- **REQUEST**
Write every line of the material out exactly as shown.

===== RECORDS SHOWN

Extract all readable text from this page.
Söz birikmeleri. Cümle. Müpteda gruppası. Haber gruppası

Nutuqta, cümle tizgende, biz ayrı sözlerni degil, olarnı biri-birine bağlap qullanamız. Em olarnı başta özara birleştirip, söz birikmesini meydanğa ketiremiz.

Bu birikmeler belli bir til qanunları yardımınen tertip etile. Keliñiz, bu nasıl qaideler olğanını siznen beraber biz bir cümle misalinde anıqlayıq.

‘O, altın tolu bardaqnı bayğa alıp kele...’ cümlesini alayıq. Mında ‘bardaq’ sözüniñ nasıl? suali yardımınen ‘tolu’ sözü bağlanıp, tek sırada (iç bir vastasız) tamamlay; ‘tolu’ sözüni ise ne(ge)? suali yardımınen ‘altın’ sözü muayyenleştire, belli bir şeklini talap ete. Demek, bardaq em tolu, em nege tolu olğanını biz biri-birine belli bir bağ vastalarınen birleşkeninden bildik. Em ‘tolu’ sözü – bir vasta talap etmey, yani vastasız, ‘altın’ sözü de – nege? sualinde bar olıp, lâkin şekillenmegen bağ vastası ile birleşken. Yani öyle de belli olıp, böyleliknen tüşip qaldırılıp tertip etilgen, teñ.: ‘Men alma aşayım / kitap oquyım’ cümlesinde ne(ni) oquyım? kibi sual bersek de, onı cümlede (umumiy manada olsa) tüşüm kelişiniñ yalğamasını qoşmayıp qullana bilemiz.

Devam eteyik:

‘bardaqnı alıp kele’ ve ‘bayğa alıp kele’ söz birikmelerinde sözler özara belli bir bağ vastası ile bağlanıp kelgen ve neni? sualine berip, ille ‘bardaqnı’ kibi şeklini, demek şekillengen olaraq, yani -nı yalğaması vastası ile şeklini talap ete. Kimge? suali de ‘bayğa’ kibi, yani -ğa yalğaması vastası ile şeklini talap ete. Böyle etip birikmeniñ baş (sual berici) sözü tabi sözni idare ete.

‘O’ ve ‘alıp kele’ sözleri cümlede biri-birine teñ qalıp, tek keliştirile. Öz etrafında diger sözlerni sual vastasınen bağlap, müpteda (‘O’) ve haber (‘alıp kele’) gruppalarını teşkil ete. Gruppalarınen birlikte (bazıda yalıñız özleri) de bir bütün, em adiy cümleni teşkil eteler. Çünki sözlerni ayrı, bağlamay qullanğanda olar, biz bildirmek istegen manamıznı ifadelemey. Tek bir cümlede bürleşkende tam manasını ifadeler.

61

==========

- **FINISHED EXERCISE**
Extract all readable text from this page.
Söz birikmeleri. Cümle. Müpteda gruppası. Haber gruppası

Nutuqta, cümle tizgende, biz ayrı sözlerni degil, olarnı biri-birine bağlap qullanamız. Em olarnı başta özara birleştirip, söz birikmesini meydanğa ketiremiz.

Bu birikmeler belli bir til qanunları yardımınen tertip etile. Keliñiz, bu nasıl qaideler olğanını siznen beraber biz bir cümle misalinde anıqlayıq.

‘O, altın tolu bardaqnı bayğa alıp kele...’ cümlesini alayıq. Mında ‘bardaq’ sözüniñ nasıl? suali yardımınen ‘tolu’ sözü bağlanıp, tek sırada (iç bir vastasız) tamamlay; ‘tolu’ sözüni ise ne(ge)? suali yardımınen ‘altın’ sözü muayyenleştire, belli bir şeklini talap ete. Demek, bardaq em tolu, em nege tolu olğanını biz biri-birine belli bir bağ vastalarınen birleşkeninden bildik. Em ‘tolu’ sözü – bir vasta talap etmey, yani vastasız, ‘altın’ sözü de – nege? sualinde bar olıp, lâkin şekillenmegen bağ vastası ile birleşken. Yani öyle de belli olıp, böyleliknen tüşip qaldırılıp tertip etilgen, teñ.: ‘Men alma aşayım / kitap oquyım’ cümlesinde ne(ni) oquyım? kibi sual bersek de, onı cümlede (umumiy manada olsa) tüşüm kelişiniñ yalğamasını qoşmayıp qullana bilemiz.

Devam eteyik:

‘bardaqnı alıp kele’ ve ‘bayğa alıp kele’ söz birikmelerinde sözler özara belli bir bağ vastası ile bağlanıp kelgen ve neni? sualine berip, ille ‘bardaqnı’ kibi şeklini, demek şekillengen olaraq, yani -nı yalğaması vastası ile şeklini talap ete. Kimge? suali de ‘bayğa’ kibi, yani -ğa yalğaması vastası ile şeklini talap ete. Böyle etip birikmeniñ baş (sual berici) sözü tabi sözni idare ete.

‘O’ ve ‘alıp kele’ sözleri cümlede biri-birine teñ qalıp, tek keliştirile. Öz etrafında diger sözlerni sual vastasınen bağlap, müpteda (‘O’) ve haber (‘alıp kele’) gruppalarını teşkil ete. Gruppalarınen birlikte (bazıda yalıñız özleri) de bir bütün, em adiy cümleni teşkil eteler. Çünki sözlerni ayrı, bağlamay qullanğanda olar, biz bildirmek istegen manamıznı ifadelemey. Tek bir cümlede bürleşkende tam manasını ifadeler.

61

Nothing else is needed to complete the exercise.